EXERCISE DIRECTIONS:
Rewrite the items from the line that contains "where is each" through the line that contains "axes-frame [1178, 47, 1450, 358]", changing "screenshot" to "image" and keeping everything else the same.

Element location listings
#####
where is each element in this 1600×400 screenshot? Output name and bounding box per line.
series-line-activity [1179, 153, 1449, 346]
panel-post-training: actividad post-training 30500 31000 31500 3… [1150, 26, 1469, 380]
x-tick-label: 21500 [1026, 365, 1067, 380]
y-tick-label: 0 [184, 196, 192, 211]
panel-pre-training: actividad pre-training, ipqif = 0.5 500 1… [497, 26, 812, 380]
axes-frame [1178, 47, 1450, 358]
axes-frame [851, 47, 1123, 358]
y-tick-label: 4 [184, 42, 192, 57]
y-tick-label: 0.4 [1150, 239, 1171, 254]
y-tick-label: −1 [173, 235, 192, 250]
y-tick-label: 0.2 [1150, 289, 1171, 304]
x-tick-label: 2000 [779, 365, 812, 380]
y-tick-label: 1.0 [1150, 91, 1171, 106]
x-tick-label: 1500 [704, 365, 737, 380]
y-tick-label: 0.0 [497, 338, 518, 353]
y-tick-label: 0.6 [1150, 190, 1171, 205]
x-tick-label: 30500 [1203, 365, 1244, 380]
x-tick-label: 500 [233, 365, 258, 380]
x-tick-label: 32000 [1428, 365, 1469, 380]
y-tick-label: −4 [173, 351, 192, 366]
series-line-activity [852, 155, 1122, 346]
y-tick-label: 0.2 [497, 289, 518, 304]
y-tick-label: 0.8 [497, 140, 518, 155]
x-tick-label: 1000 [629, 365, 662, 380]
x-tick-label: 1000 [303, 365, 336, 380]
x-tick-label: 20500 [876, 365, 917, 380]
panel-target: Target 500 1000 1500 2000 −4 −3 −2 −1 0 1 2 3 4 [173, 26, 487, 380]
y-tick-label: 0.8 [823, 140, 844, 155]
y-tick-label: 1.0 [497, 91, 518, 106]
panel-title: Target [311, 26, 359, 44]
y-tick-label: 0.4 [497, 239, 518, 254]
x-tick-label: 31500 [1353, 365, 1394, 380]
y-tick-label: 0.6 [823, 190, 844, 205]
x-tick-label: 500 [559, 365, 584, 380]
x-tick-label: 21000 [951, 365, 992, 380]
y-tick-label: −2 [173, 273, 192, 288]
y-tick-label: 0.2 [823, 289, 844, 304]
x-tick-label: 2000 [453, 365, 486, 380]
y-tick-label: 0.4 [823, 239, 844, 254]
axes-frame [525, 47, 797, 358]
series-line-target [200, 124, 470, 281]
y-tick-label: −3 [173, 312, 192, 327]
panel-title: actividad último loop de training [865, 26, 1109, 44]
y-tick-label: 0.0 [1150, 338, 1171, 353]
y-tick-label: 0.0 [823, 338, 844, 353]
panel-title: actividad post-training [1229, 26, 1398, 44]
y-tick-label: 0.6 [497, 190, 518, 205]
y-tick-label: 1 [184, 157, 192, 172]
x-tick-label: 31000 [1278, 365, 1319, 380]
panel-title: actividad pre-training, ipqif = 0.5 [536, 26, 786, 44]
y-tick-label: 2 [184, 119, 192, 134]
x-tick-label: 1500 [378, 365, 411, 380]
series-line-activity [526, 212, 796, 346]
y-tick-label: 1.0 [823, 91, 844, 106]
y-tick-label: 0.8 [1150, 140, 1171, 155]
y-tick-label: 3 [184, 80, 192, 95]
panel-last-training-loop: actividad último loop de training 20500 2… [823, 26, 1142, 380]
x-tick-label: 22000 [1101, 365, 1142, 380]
#####
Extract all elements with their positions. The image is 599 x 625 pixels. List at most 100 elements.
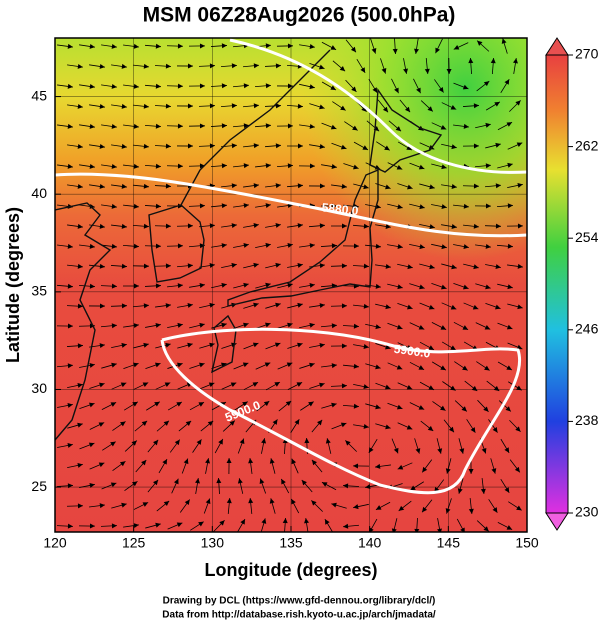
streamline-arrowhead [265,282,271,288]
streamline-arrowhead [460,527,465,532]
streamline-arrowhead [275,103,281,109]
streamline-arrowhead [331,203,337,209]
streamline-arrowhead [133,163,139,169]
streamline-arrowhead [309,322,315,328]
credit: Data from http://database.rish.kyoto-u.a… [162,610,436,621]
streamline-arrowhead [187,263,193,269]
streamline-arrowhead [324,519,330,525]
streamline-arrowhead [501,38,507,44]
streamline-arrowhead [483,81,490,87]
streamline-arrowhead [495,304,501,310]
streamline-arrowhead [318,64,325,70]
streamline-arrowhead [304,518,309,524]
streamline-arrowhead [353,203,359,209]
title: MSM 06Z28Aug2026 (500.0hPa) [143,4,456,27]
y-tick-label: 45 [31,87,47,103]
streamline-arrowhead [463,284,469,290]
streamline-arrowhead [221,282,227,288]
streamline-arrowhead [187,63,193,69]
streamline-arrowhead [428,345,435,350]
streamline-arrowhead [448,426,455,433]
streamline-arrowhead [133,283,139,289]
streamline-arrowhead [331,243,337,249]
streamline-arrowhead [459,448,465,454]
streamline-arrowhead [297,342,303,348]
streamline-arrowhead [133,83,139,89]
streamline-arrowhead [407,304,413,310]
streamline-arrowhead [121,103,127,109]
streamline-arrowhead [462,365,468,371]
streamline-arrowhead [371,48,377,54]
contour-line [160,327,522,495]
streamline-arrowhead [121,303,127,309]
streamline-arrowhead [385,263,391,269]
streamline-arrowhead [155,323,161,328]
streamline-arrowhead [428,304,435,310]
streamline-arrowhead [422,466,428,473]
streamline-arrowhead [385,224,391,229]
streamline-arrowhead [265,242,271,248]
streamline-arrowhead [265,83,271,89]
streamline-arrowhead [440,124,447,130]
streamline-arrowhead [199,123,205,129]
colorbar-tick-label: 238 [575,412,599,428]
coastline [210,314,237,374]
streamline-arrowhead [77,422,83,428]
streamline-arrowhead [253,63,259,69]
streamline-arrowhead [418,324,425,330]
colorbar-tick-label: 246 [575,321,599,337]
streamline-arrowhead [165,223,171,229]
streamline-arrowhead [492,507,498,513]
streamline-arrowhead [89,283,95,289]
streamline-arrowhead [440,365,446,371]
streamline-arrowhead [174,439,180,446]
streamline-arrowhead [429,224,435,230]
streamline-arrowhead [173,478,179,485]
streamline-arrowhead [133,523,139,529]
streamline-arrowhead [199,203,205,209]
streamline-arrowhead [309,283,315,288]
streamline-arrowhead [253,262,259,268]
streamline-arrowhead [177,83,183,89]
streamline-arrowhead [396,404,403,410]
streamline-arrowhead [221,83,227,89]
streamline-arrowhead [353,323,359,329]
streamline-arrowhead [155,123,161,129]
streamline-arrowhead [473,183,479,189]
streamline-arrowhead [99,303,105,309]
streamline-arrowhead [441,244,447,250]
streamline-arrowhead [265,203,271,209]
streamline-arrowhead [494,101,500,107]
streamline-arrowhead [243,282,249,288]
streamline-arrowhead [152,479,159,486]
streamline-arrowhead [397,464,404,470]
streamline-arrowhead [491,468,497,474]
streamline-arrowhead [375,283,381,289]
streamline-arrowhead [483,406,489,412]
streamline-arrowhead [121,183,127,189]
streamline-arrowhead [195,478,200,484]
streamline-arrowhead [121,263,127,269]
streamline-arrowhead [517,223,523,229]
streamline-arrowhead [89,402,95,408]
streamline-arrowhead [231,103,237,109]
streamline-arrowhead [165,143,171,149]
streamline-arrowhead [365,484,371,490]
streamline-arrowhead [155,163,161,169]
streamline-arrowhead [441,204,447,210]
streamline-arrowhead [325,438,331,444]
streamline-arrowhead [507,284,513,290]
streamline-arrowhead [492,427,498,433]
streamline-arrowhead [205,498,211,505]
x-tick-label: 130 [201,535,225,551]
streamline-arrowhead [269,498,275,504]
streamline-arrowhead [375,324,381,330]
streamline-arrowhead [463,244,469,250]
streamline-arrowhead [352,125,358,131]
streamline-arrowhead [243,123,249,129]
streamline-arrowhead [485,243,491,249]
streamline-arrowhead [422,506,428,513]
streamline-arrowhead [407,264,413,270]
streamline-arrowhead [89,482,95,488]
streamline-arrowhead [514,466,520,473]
#####
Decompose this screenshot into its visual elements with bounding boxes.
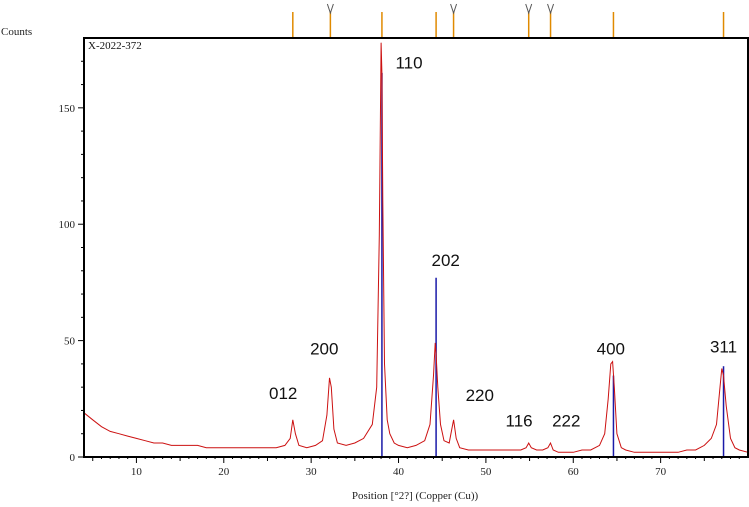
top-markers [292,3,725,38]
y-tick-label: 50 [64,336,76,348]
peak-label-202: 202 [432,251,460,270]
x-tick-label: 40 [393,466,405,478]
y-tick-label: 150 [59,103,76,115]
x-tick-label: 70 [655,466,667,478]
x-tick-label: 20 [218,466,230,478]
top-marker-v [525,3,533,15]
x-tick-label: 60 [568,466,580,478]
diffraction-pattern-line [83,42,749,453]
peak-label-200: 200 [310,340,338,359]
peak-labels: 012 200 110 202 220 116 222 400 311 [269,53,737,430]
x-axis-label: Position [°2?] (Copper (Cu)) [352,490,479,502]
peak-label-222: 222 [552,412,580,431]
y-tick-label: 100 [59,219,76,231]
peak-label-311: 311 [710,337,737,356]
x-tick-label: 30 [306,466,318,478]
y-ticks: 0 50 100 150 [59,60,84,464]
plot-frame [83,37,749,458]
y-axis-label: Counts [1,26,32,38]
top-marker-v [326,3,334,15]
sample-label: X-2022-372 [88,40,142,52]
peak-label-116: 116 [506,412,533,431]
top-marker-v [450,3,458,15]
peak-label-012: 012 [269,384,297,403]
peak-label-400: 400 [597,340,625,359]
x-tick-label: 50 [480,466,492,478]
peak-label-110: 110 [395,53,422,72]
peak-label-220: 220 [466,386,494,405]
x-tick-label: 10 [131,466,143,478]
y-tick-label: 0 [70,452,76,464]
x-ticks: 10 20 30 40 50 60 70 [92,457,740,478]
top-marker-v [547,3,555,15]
#####
TASK RESPONSE:
where is each element in this 1600×400 image? Output name and bounding box per line.
series-line-activity [1179, 153, 1449, 346]
panel-post-training: actividad post-training 30500 31000 31500 3… [1150, 26, 1469, 380]
x-tick-label: 21500 [1026, 365, 1067, 380]
y-tick-label: 0 [184, 196, 192, 211]
panel-pre-training: actividad pre-training, ipqif = 0.5 500 1… [497, 26, 812, 380]
axes-frame [1178, 47, 1450, 358]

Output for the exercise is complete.